Work to do
Omit every picture and write out the rest of the records exactly.

[START Data to process]

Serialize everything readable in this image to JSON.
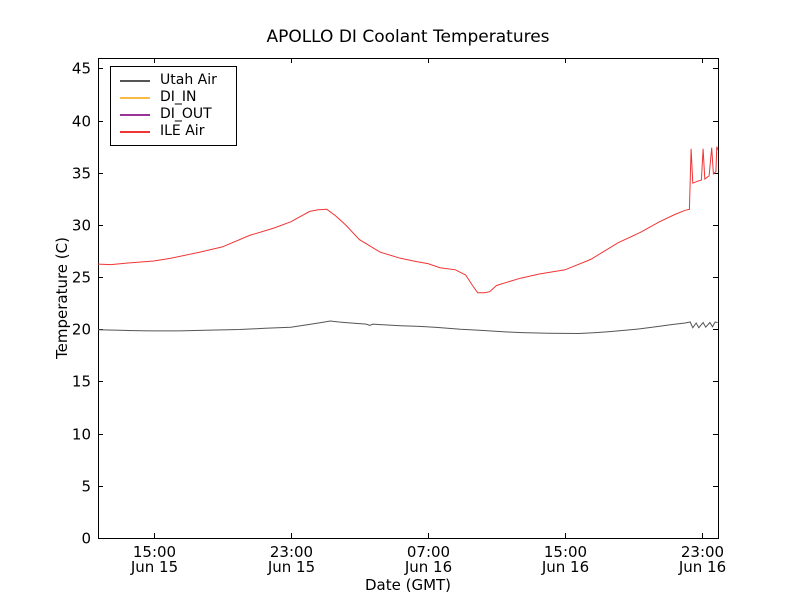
{
  "chart_data": {
    "type": "line",
    "title": "APOLLO DI Coolant Temperatures",
    "xlabel": "Date (GMT)",
    "ylabel": "Temperature (C)",
    "x_unit": "hours since Jun 15 00:00 GMT",
    "xlim": [
      11.75,
      47.92
    ],
    "ylim": [
      0,
      46
    ],
    "grid": false,
    "legend_position": "upper left",
    "background_color": "#ffffff",
    "axis_color": "#000000",
    "y_ticks": [
      {
        "value": 0,
        "label": "0"
      },
      {
        "value": 5,
        "label": "5"
      },
      {
        "value": 10,
        "label": "10"
      },
      {
        "value": 15,
        "label": "15"
      },
      {
        "value": 20,
        "label": "20"
      },
      {
        "value": 25,
        "label": "25"
      },
      {
        "value": 30,
        "label": "30"
      },
      {
        "value": 35,
        "label": "35"
      },
      {
        "value": 40,
        "label": "40"
      },
      {
        "value": 45,
        "label": "45"
      }
    ],
    "x_ticks": [
      {
        "value": 15,
        "time": "15:00",
        "date": "Jun 15"
      },
      {
        "value": 23,
        "time": "23:00",
        "date": "Jun 15"
      },
      {
        "value": 31,
        "time": "07:00",
        "date": "Jun 16"
      },
      {
        "value": 39,
        "time": "15:00",
        "date": "Jun 16"
      },
      {
        "value": 47,
        "time": "23:00",
        "date": "Jun 16"
      }
    ],
    "series": [
      {
        "name": "Utah Air",
        "color": "#555555",
        "points": [
          [
            11.75,
            19.95
          ],
          [
            13,
            19.9
          ],
          [
            14.8,
            19.85
          ],
          [
            16.5,
            19.85
          ],
          [
            18,
            19.9
          ],
          [
            20,
            19.98
          ],
          [
            21.5,
            20.1
          ],
          [
            23,
            20.2
          ],
          [
            24,
            20.45
          ],
          [
            24.8,
            20.65
          ],
          [
            25.3,
            20.8
          ],
          [
            25.8,
            20.7
          ],
          [
            26.5,
            20.6
          ],
          [
            27.4,
            20.5
          ],
          [
            27.6,
            20.38
          ],
          [
            27.8,
            20.5
          ],
          [
            28.5,
            20.42
          ],
          [
            29.4,
            20.35
          ],
          [
            30.5,
            20.28
          ],
          [
            31.5,
            20.18
          ],
          [
            32.9,
            20.0
          ],
          [
            34,
            19.9
          ],
          [
            35.5,
            19.75
          ],
          [
            36.5,
            19.68
          ],
          [
            38,
            19.62
          ],
          [
            39.8,
            19.6
          ],
          [
            40.8,
            19.68
          ],
          [
            41.6,
            19.78
          ],
          [
            42.5,
            19.9
          ],
          [
            43.4,
            20.05
          ],
          [
            44.3,
            20.25
          ],
          [
            45.2,
            20.45
          ],
          [
            46,
            20.6
          ],
          [
            46.3,
            20.7
          ],
          [
            46.45,
            20.15
          ],
          [
            46.65,
            20.6
          ],
          [
            46.8,
            20.15
          ],
          [
            47.05,
            20.65
          ],
          [
            47.2,
            20.2
          ],
          [
            47.45,
            20.65
          ],
          [
            47.6,
            20.25
          ],
          [
            47.75,
            20.7
          ],
          [
            47.9,
            20.65
          ]
        ]
      },
      {
        "name": "DI_IN",
        "color": "#fdb946",
        "points": []
      },
      {
        "name": "DI_OUT",
        "color": "#993399",
        "points": []
      },
      {
        "name": "ILE Air",
        "color": "#f03535",
        "points": [
          [
            11.75,
            26.25
          ],
          [
            12.5,
            26.2
          ],
          [
            13.5,
            26.35
          ],
          [
            15,
            26.55
          ],
          [
            16,
            26.8
          ],
          [
            17.7,
            27.4
          ],
          [
            19,
            27.9
          ],
          [
            20.6,
            29.0
          ],
          [
            22,
            29.7
          ],
          [
            23,
            30.3
          ],
          [
            24.1,
            31.3
          ],
          [
            24.6,
            31.45
          ],
          [
            25.1,
            31.5
          ],
          [
            25.6,
            30.9
          ],
          [
            26.2,
            30.0
          ],
          [
            27,
            28.6
          ],
          [
            28.2,
            27.4
          ],
          [
            29.4,
            26.8
          ],
          [
            30.3,
            26.5
          ],
          [
            31,
            26.3
          ],
          [
            31.7,
            25.9
          ],
          [
            32.6,
            25.7
          ],
          [
            33.2,
            25.2
          ],
          [
            33.6,
            24.2
          ],
          [
            33.9,
            23.5
          ],
          [
            34.3,
            23.5
          ],
          [
            34.6,
            23.6
          ],
          [
            35,
            24.2
          ],
          [
            35.6,
            24.5
          ],
          [
            36.4,
            24.9
          ],
          [
            37.5,
            25.3
          ],
          [
            39,
            25.7
          ],
          [
            40.5,
            26.7
          ],
          [
            42.1,
            28.3
          ],
          [
            43.4,
            29.3
          ],
          [
            44.5,
            30.3
          ],
          [
            45.4,
            31.0
          ],
          [
            46,
            31.4
          ],
          [
            46.25,
            31.5
          ],
          [
            46.35,
            37.3
          ],
          [
            46.45,
            34.0
          ],
          [
            46.75,
            34.2
          ],
          [
            46.95,
            34.3
          ],
          [
            47.05,
            37.3
          ],
          [
            47.15,
            34.4
          ],
          [
            47.4,
            34.7
          ],
          [
            47.55,
            37.4
          ],
          [
            47.65,
            34.9
          ],
          [
            47.8,
            35.1
          ],
          [
            47.85,
            37.5
          ],
          [
            47.9,
            37.2
          ]
        ]
      }
    ]
  }
}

[END Data to process]

Task solution
Serialize everything readable in this image to JSON.
{
  "chart_data": {
    "type": "line",
    "title": "APOLLO DI Coolant Temperatures",
    "xlabel": "Date (GMT)",
    "ylabel": "Temperature (C)",
    "x_unit": "hours since Jun 15 00:00 GMT",
    "xlim": [
      11.75,
      47.92
    ],
    "ylim": [
      0,
      46
    ],
    "grid": false,
    "legend_position": "upper left",
    "background_color": "#ffffff",
    "axis_color": "#000000",
    "y_ticks": [
      {
        "value": 0,
        "label": "0"
      },
      {
        "value": 5,
        "label": "5"
      },
      {
        "value": 10,
        "label": "10"
      },
      {
        "value": 15,
        "label": "15"
      },
      {
        "value": 20,
        "label": "20"
      },
      {
        "value": 25,
        "label": "25"
      },
      {
        "value": 30,
        "label": "30"
      },
      {
        "value": 35,
        "label": "35"
      },
      {
        "value": 40,
        "label": "40"
      },
      {
        "value": 45,
        "label": "45"
      }
    ],
    "x_ticks": [
      {
        "value": 15,
        "time": "15:00",
        "date": "Jun 15"
      },
      {
        "value": 23,
        "time": "23:00",
        "date": "Jun 15"
      },
      {
        "value": 31,
        "time": "07:00",
        "date": "Jun 16"
      },
      {
        "value": 39,
        "time": "15:00",
        "date": "Jun 16"
      },
      {
        "value": 47,
        "time": "23:00",
        "date": "Jun 16"
      }
    ],
    "series": [
      {
        "name": "Utah Air",
        "color": "#555555",
        "points": [
          [
            11.75,
            19.95
          ],
          [
            13,
            19.9
          ],
          [
            14.8,
            19.85
          ],
          [
            16.5,
            19.85
          ],
          [
            18,
            19.9
          ],
          [
            20,
            19.98
          ],
          [
            21.5,
            20.1
          ],
          [
            23,
            20.2
          ],
          [
            24,
            20.45
          ],
          [
            24.8,
            20.65
          ],
          [
            25.3,
            20.8
          ],
          [
            25.8,
            20.7
          ],
          [
            26.5,
            20.6
          ],
          [
            27.4,
            20.5
          ],
          [
            27.6,
            20.38
          ],
          [
            27.8,
            20.5
          ],
          [
            28.5,
            20.42
          ],
          [
            29.4,
            20.35
          ],
          [
            30.5,
            20.28
          ],
          [
            31.5,
            20.18
          ],
          [
            32.9,
            20.0
          ],
          [
            34,
            19.9
          ],
          [
            35.5,
            19.75
          ],
          [
            36.5,
            19.68
          ],
          [
            38,
            19.62
          ],
          [
            39.8,
            19.6
          ],
          [
            40.8,
            19.68
          ],
          [
            41.6,
            19.78
          ],
          [
            42.5,
            19.9
          ],
          [
            43.4,
            20.05
          ],
          [
            44.3,
            20.25
          ],
          [
            45.2,
            20.45
          ],
          [
            46,
            20.6
          ],
          [
            46.3,
            20.7
          ],
          [
            46.45,
            20.15
          ],
          [
            46.65,
            20.6
          ],
          [
            46.8,
            20.15
          ],
          [
            47.05,
            20.65
          ],
          [
            47.2,
            20.2
          ],
          [
            47.45,
            20.65
          ],
          [
            47.6,
            20.25
          ],
          [
            47.75,
            20.7
          ],
          [
            47.9,
            20.65
          ]
        ]
      },
      {
        "name": "DI_IN",
        "color": "#fdb946",
        "points": []
      },
      {
        "name": "DI_OUT",
        "color": "#993399",
        "points": []
      },
      {
        "name": "ILE Air",
        "color": "#f03535",
        "points": [
          [
            11.75,
            26.25
          ],
          [
            12.5,
            26.2
          ],
          [
            13.5,
            26.35
          ],
          [
            15,
            26.55
          ],
          [
            16,
            26.8
          ],
          [
            17.7,
            27.4
          ],
          [
            19,
            27.9
          ],
          [
            20.6,
            29.0
          ],
          [
            22,
            29.7
          ],
          [
            23,
            30.3
          ],
          [
            24.1,
            31.3
          ],
          [
            24.6,
            31.45
          ],
          [
            25.1,
            31.5
          ],
          [
            25.6,
            30.9
          ],
          [
            26.2,
            30.0
          ],
          [
            27,
            28.6
          ],
          [
            28.2,
            27.4
          ],
          [
            29.4,
            26.8
          ],
          [
            30.3,
            26.5
          ],
          [
            31,
            26.3
          ],
          [
            31.7,
            25.9
          ],
          [
            32.6,
            25.7
          ],
          [
            33.2,
            25.2
          ],
          [
            33.6,
            24.2
          ],
          [
            33.9,
            23.5
          ],
          [
            34.3,
            23.5
          ],
          [
            34.6,
            23.6
          ],
          [
            35,
            24.2
          ],
          [
            35.6,
            24.5
          ],
          [
            36.4,
            24.9
          ],
          [
            37.5,
            25.3
          ],
          [
            39,
            25.7
          ],
          [
            40.5,
            26.7
          ],
          [
            42.1,
            28.3
          ],
          [
            43.4,
            29.3
          ],
          [
            44.5,
            30.3
          ],
          [
            45.4,
            31.0
          ],
          [
            46,
            31.4
          ],
          [
            46.25,
            31.5
          ],
          [
            46.35,
            37.3
          ],
          [
            46.45,
            34.0
          ],
          [
            46.75,
            34.2
          ],
          [
            46.95,
            34.3
          ],
          [
            47.05,
            37.3
          ],
          [
            47.15,
            34.4
          ],
          [
            47.4,
            34.7
          ],
          [
            47.55,
            37.4
          ],
          [
            47.65,
            34.9
          ],
          [
            47.8,
            35.1
          ],
          [
            47.85,
            37.5
          ],
          [
            47.9,
            37.2
          ]
        ]
      }
    ]
  }
}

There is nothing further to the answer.